§ **SUPPLIED INFORMATION**

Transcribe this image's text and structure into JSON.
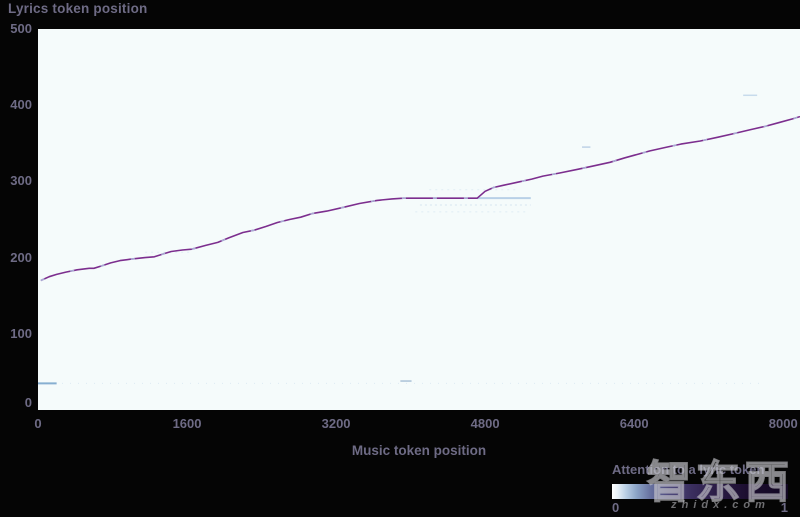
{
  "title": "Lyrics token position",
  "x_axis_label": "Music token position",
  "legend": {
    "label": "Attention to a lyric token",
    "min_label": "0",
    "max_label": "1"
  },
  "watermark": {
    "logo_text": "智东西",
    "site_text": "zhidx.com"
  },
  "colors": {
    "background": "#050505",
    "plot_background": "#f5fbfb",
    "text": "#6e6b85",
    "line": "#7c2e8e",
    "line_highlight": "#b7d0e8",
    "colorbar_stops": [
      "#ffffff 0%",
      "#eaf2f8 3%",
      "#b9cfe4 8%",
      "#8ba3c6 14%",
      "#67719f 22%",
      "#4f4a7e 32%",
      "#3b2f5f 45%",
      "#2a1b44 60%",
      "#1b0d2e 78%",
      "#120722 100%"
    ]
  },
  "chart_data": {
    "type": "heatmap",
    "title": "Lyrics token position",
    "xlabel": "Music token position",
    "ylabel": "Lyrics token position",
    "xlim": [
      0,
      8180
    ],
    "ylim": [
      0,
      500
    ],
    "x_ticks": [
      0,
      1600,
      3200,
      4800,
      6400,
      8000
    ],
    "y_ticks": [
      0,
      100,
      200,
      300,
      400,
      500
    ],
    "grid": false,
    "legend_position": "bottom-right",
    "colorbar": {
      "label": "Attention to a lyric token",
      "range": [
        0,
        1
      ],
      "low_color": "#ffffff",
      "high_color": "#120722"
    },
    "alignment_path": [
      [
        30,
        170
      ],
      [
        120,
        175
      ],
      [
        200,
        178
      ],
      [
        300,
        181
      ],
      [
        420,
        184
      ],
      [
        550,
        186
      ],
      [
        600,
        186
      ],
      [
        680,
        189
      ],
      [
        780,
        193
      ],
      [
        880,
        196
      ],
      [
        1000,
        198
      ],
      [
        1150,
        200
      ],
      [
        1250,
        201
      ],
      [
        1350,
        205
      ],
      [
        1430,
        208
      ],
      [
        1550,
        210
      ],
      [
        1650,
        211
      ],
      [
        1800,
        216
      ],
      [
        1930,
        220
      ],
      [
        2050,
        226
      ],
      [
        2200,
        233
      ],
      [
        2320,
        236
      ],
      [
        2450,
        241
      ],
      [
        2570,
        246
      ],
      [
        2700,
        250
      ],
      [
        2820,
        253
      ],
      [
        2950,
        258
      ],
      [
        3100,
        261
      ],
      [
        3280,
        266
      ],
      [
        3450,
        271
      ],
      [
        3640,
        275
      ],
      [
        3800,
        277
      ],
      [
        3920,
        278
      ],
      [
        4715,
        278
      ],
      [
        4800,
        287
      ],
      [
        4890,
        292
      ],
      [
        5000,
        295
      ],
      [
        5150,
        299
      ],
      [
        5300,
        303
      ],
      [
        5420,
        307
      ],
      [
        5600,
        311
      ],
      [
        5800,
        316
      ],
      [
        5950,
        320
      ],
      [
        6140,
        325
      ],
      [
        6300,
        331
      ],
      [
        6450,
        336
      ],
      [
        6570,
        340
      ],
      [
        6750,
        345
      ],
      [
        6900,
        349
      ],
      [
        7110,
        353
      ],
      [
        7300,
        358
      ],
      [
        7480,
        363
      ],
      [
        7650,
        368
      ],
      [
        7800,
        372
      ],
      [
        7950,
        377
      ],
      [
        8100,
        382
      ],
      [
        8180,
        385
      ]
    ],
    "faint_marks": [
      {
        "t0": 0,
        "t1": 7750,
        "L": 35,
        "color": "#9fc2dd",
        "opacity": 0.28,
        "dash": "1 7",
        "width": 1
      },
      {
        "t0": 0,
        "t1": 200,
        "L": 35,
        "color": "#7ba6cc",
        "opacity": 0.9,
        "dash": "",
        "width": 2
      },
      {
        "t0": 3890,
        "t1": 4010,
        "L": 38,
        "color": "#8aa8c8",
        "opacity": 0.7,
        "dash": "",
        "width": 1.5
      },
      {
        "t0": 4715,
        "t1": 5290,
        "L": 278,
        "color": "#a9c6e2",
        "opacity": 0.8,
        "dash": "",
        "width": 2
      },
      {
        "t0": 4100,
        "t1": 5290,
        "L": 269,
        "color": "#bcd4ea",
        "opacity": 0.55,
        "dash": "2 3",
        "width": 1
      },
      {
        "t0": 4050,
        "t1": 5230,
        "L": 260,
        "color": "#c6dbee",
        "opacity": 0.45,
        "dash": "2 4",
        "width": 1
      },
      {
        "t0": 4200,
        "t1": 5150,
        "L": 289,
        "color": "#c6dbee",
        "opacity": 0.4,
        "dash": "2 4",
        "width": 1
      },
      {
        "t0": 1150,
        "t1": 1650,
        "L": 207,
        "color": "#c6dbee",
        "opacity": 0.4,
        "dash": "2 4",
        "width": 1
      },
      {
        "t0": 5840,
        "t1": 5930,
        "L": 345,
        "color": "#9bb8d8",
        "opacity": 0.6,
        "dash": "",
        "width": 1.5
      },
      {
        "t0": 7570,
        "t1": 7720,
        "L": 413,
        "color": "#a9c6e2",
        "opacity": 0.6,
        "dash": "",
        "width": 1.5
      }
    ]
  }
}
==
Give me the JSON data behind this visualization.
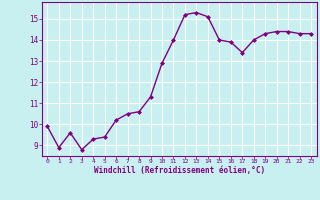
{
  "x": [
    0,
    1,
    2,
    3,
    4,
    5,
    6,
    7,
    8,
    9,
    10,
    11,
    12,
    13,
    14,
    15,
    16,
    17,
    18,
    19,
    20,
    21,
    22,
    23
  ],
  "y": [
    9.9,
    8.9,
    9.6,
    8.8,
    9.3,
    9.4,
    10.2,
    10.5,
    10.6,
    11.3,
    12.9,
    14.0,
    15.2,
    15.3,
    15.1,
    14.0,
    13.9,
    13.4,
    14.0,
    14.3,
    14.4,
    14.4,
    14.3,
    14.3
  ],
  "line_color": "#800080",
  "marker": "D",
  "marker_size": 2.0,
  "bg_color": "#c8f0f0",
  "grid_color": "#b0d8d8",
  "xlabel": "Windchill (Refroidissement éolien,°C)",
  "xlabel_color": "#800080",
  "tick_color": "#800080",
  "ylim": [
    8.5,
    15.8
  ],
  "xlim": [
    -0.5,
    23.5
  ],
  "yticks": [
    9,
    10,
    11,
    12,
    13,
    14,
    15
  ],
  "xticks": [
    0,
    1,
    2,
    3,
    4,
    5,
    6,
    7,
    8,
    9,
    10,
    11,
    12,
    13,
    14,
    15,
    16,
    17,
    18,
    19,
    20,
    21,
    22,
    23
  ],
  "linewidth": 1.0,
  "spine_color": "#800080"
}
...
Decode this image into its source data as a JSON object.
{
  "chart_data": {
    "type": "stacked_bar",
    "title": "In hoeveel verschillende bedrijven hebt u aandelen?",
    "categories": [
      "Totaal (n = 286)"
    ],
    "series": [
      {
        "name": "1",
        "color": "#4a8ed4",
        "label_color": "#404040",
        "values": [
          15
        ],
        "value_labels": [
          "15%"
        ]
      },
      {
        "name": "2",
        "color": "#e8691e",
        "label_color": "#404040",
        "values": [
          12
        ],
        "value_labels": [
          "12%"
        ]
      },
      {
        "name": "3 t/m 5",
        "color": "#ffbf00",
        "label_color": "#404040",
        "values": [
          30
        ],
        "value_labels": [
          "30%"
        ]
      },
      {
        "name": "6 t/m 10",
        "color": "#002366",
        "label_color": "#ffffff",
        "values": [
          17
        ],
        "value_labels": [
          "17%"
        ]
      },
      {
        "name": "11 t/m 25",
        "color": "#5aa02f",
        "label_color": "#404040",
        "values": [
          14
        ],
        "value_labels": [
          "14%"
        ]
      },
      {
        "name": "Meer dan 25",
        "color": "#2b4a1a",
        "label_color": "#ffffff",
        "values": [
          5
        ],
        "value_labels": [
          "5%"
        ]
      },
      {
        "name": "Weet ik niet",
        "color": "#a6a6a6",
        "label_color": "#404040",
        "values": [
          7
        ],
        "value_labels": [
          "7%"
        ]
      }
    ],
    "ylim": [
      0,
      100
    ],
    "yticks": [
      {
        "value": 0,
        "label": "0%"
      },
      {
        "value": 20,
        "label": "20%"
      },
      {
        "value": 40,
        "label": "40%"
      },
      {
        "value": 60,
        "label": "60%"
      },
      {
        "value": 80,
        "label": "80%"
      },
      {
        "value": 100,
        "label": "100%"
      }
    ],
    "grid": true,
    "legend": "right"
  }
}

§ **SET TASK**
Collect each line of the entries that has the word "Music", copying it in full.

§ **WRITTEN REPLY**
  "x_axis_label": "Music token position",
    "xlabel": "Music token position",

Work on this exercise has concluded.